### Aim of the task
Select every line below containing the word "xlabel".

### Figure data in JSON
----------------
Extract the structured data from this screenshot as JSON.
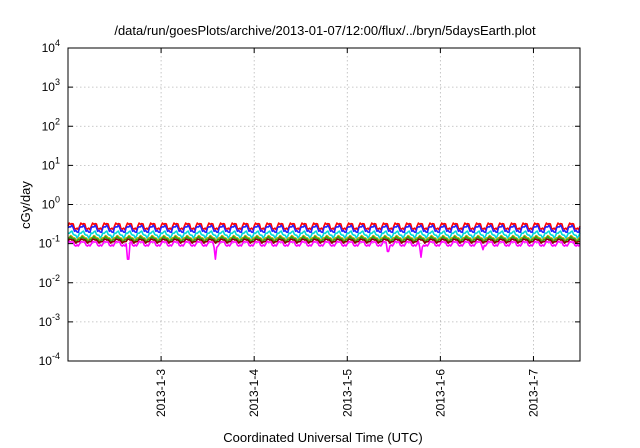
{
  "chart_data": {
    "type": "line",
    "title": "/data/run/goesPlots/archive/2013-01-07/12:00/flux/../bryn/5daysEarth.plot",
    "xlabel": "Coordinated Universal Time (UTC)",
    "ylabel": "cGy/day",
    "yscale": "log",
    "ylim": [
      0.0001,
      10000
    ],
    "xlim": [
      "2013-01-02 00:00",
      "2013-01-07 12:00"
    ],
    "grid": true,
    "x_ticks": [
      "2013-1-3",
      "2013-1-4",
      "2013-1-5",
      "2013-1-6",
      "2013-1-7"
    ],
    "y_ticks": [
      {
        "base": "10",
        "exp": "-4"
      },
      {
        "base": "10",
        "exp": "-3"
      },
      {
        "base": "10",
        "exp": "-2"
      },
      {
        "base": "10",
        "exp": "-1"
      },
      {
        "base": "10",
        "exp": "0"
      },
      {
        "base": "10",
        "exp": "1"
      },
      {
        "base": "10",
        "exp": "2"
      },
      {
        "base": "10",
        "exp": "3"
      },
      {
        "base": "10",
        "exp": "4"
      }
    ],
    "series": [
      {
        "color": "#ff0000",
        "baseline": 0.28,
        "amplitude": 0.07,
        "period_hours": 3,
        "dips": []
      },
      {
        "color": "#2222ff",
        "baseline": 0.24,
        "amplitude": 0.06,
        "period_hours": 3,
        "dips": []
      },
      {
        "color": "#00d8d8",
        "baseline": 0.175,
        "amplitude": 0.035,
        "period_hours": 3,
        "dips": []
      },
      {
        "color": "#c8a000",
        "baseline": 0.14,
        "amplitude": 0.02,
        "period_hours": 3,
        "dips": []
      },
      {
        "color": "#22aa22",
        "baseline": 0.13,
        "amplitude": 0.02,
        "period_hours": 3,
        "dips": []
      },
      {
        "color": "#8b0000",
        "baseline": 0.118,
        "amplitude": 0.015,
        "period_hours": 3,
        "dips": []
      },
      {
        "color": "#ff00ff",
        "baseline": 0.1,
        "amplitude": 0.018,
        "period_hours": 3,
        "dips": [
          {
            "time": "2013-01-02 15:30",
            "value": 0.01
          },
          {
            "time": "2013-01-03 14:00",
            "value": 0.04
          },
          {
            "time": "2013-01-05 10:30",
            "value": 0.045
          },
          {
            "time": "2013-01-05 19:00",
            "value": 0.045
          },
          {
            "time": "2013-01-06 11:00",
            "value": 0.07
          }
        ]
      }
    ]
  }
}
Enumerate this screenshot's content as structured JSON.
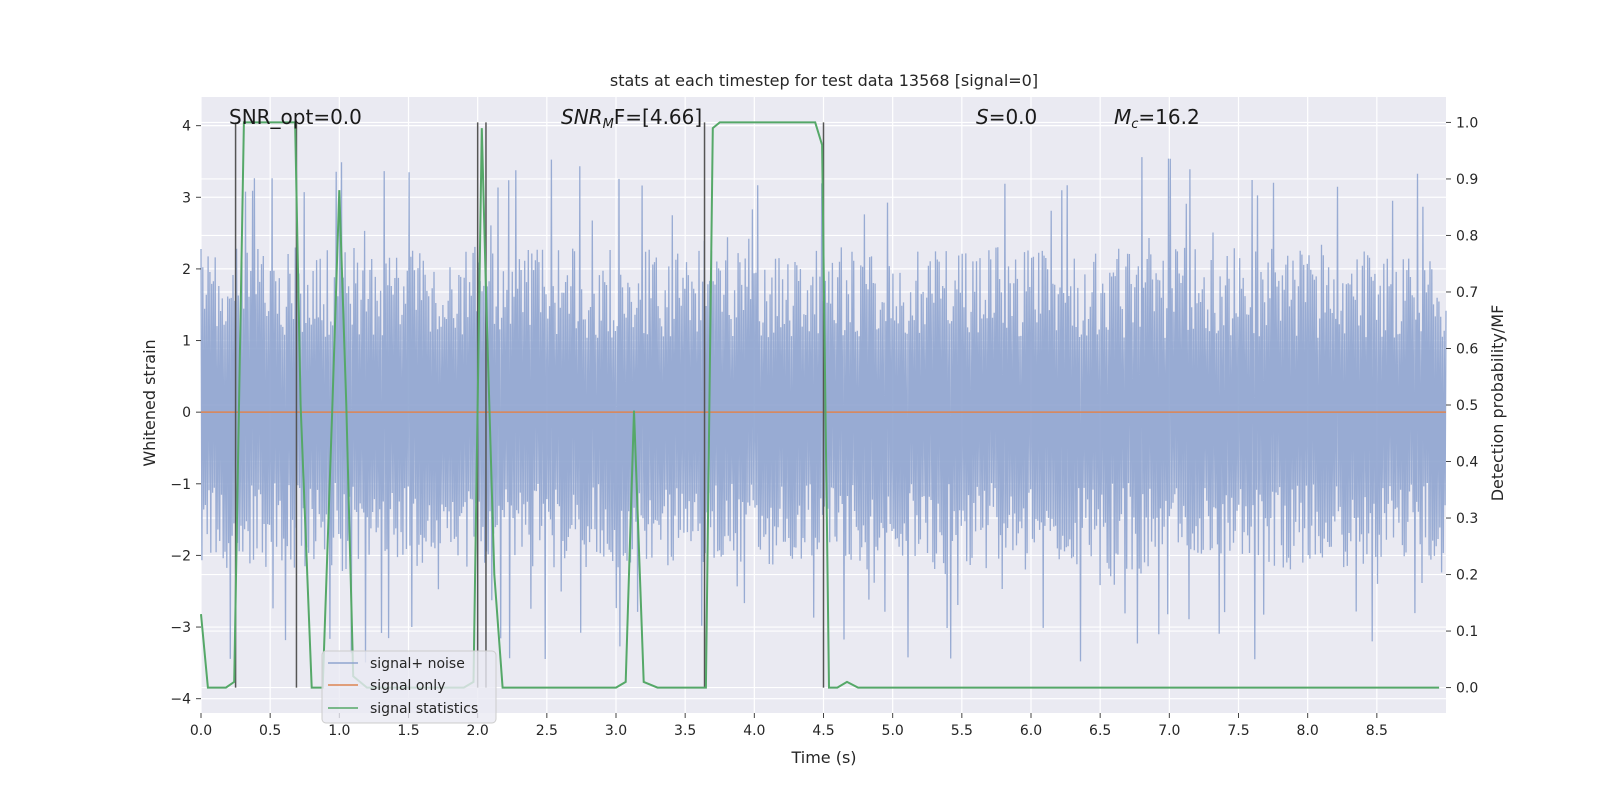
{
  "chart_data": {
    "type": "line",
    "title": "stats at each timestep for test data 13568 [signal=0]",
    "xlabel": "Time (s)",
    "ylabel": "Whitened strain",
    "ylabel_right": "Detection probability/MF",
    "xlim": [
      0,
      9.0
    ],
    "ylim_left": [
      -4.2,
      4.4
    ],
    "ylim_right": [
      -0.045,
      1.045
    ],
    "xticks": [
      "0.0",
      "0.5",
      "1.0",
      "1.5",
      "2.0",
      "2.5",
      "3.0",
      "3.5",
      "4.0",
      "4.5",
      "5.0",
      "5.5",
      "6.0",
      "6.5",
      "7.0",
      "7.5",
      "8.0",
      "8.5"
    ],
    "yticks_left": [
      "-4",
      "-3",
      "-2",
      "-1",
      "0",
      "1",
      "2",
      "3",
      "4"
    ],
    "yticks_right": [
      "0.0",
      "0.1",
      "0.2",
      "0.3",
      "0.4",
      "0.5",
      "0.6",
      "0.7",
      "0.8",
      "0.9",
      "1.0"
    ],
    "grid": true,
    "annotations": {
      "snr_opt": "SNR_opt=0.0",
      "snr_mf_sym": "SNR",
      "snr_mf_sub": "M",
      "snr_mf_rest": "F=[4.66]",
      "s_sym": "S",
      "s_rest": "=0.0",
      "mc_sym": "M",
      "mc_sub": "c",
      "mc_rest": "=16.2"
    },
    "legend": {
      "position": "lower-left",
      "entries": [
        "signal+ noise",
        "signal only",
        "signal statistics"
      ]
    },
    "colors": {
      "signal_noise": "#8fa4cf",
      "signal_only": "#dd8452",
      "statistics": "#55a868",
      "markers": "#555555",
      "background": "#eaeaf2"
    },
    "series": [
      {
        "name": "signal+ noise",
        "axis": "left",
        "description": "whitened noisy strain oscillating roughly within -3.5 to 3.5",
        "envelope": {
          "typical_max": 2.3,
          "peak_max": 3.6,
          "typical_min": -2.2,
          "peak_min": -3.5
        }
      },
      {
        "name": "signal only",
        "axis": "left",
        "x": [
          0,
          9.0
        ],
        "y": [
          0,
          0
        ]
      },
      {
        "name": "signal statistics",
        "axis": "right",
        "x": [
          0.0,
          0.05,
          0.1,
          0.18,
          0.24,
          0.31,
          0.34,
          0.4,
          0.55,
          0.68,
          0.72,
          0.8,
          0.88,
          0.95,
          1.0,
          1.05,
          1.1,
          1.2,
          1.3,
          1.4,
          1.5,
          1.6,
          1.7,
          1.8,
          1.9,
          1.97,
          2.03,
          2.06,
          2.12,
          2.18,
          2.3,
          2.5,
          2.7,
          2.9,
          3.0,
          3.07,
          3.13,
          3.2,
          3.3,
          3.5,
          3.6,
          3.65,
          3.7,
          3.75,
          3.8,
          4.0,
          4.2,
          4.44,
          4.49,
          4.54,
          4.6,
          4.67,
          4.75,
          5.0,
          5.2,
          5.3,
          5.5,
          6.0,
          7.0,
          8.0,
          8.95
        ],
        "y": [
          0.13,
          0.0,
          0.0,
          0.0,
          0.01,
          1.0,
          1.0,
          1.0,
          1.0,
          1.0,
          0.5,
          0.0,
          0.0,
          0.5,
          0.88,
          0.5,
          0.02,
          0.0,
          0.0,
          0.0,
          0.0,
          0.0,
          0.0,
          0.0,
          0.0,
          0.01,
          0.99,
          0.7,
          0.2,
          0.0,
          0.0,
          0.0,
          0.0,
          0.0,
          0.0,
          0.01,
          0.49,
          0.01,
          0.0,
          0.0,
          0.0,
          0.0,
          0.99,
          1.0,
          1.0,
          1.0,
          1.0,
          1.0,
          0.96,
          0.0,
          0.0,
          0.01,
          0.0,
          0.0,
          0.0,
          0.0,
          0.0,
          0.0,
          0.0,
          0.0,
          0.0
        ]
      }
    ],
    "marker_lines_x": [
      0.25,
      0.69,
      2.0,
      2.06,
      3.64,
      4.5
    ],
    "marker_lines_range_right": [
      0.0,
      1.0
    ]
  }
}
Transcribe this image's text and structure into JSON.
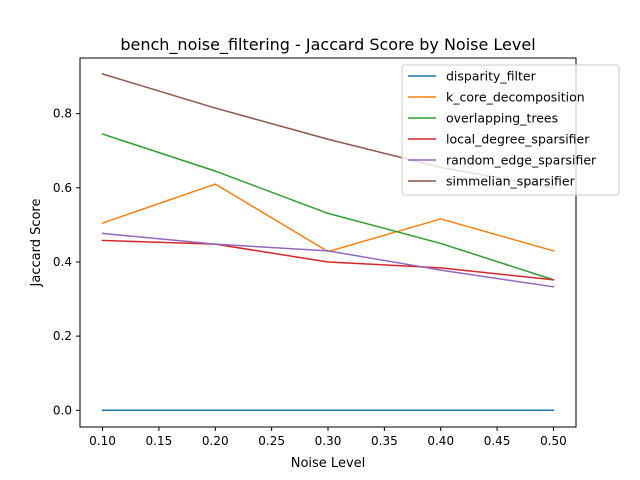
{
  "chart_data": {
    "type": "line",
    "title": "bench_noise_filtering - Jaccard Score by Noise Level",
    "xlabel": "Noise Level",
    "ylabel": "Jaccard Score",
    "x": [
      0.1,
      0.2,
      0.3,
      0.4,
      0.5
    ],
    "xlim": [
      0.08,
      0.52
    ],
    "ylim": [
      -0.045,
      0.95
    ],
    "xticks": [
      0.1,
      0.15,
      0.2,
      0.25,
      0.3,
      0.35,
      0.4,
      0.45,
      0.5
    ],
    "xtick_labels": [
      "0.10",
      "0.15",
      "0.20",
      "0.25",
      "0.30",
      "0.35",
      "0.40",
      "0.45",
      "0.50"
    ],
    "yticks": [
      0.0,
      0.2,
      0.4,
      0.6,
      0.8
    ],
    "ytick_labels": [
      "0.0",
      "0.2",
      "0.4",
      "0.6",
      "0.8"
    ],
    "grid": false,
    "legend_position": "top-right",
    "series": [
      {
        "name": "disparity_filter",
        "color": "#1f77b4",
        "values": [
          0.0,
          0.0,
          0.0,
          0.0,
          0.0
        ]
      },
      {
        "name": "k_core_decomposition",
        "color": "#ff7f0e",
        "values": [
          0.505,
          0.61,
          0.428,
          0.516,
          0.43
        ]
      },
      {
        "name": "overlapping_trees",
        "color": "#2ca02c",
        "values": [
          0.745,
          0.645,
          0.531,
          0.45,
          0.352
        ]
      },
      {
        "name": "local_degree_sparsifier",
        "color": "#d62728",
        "values": [
          0.458,
          0.448,
          0.4,
          0.384,
          0.352
        ]
      },
      {
        "name": "random_edge_sparsifier",
        "color": "#9467bd",
        "values": [
          0.477,
          0.448,
          0.43,
          0.378,
          0.333
        ]
      },
      {
        "name": "simmelian_sparsifier",
        "color": "#8c564b",
        "values": [
          0.907,
          0.815,
          0.731,
          0.655,
          0.6
        ]
      }
    ]
  }
}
----------------
### Result of the exercise
    "xlabel": "Coordinated Universal Time (UTC)",
    "xlabel": "Time (s)",
    "xlabel": "Noise Level",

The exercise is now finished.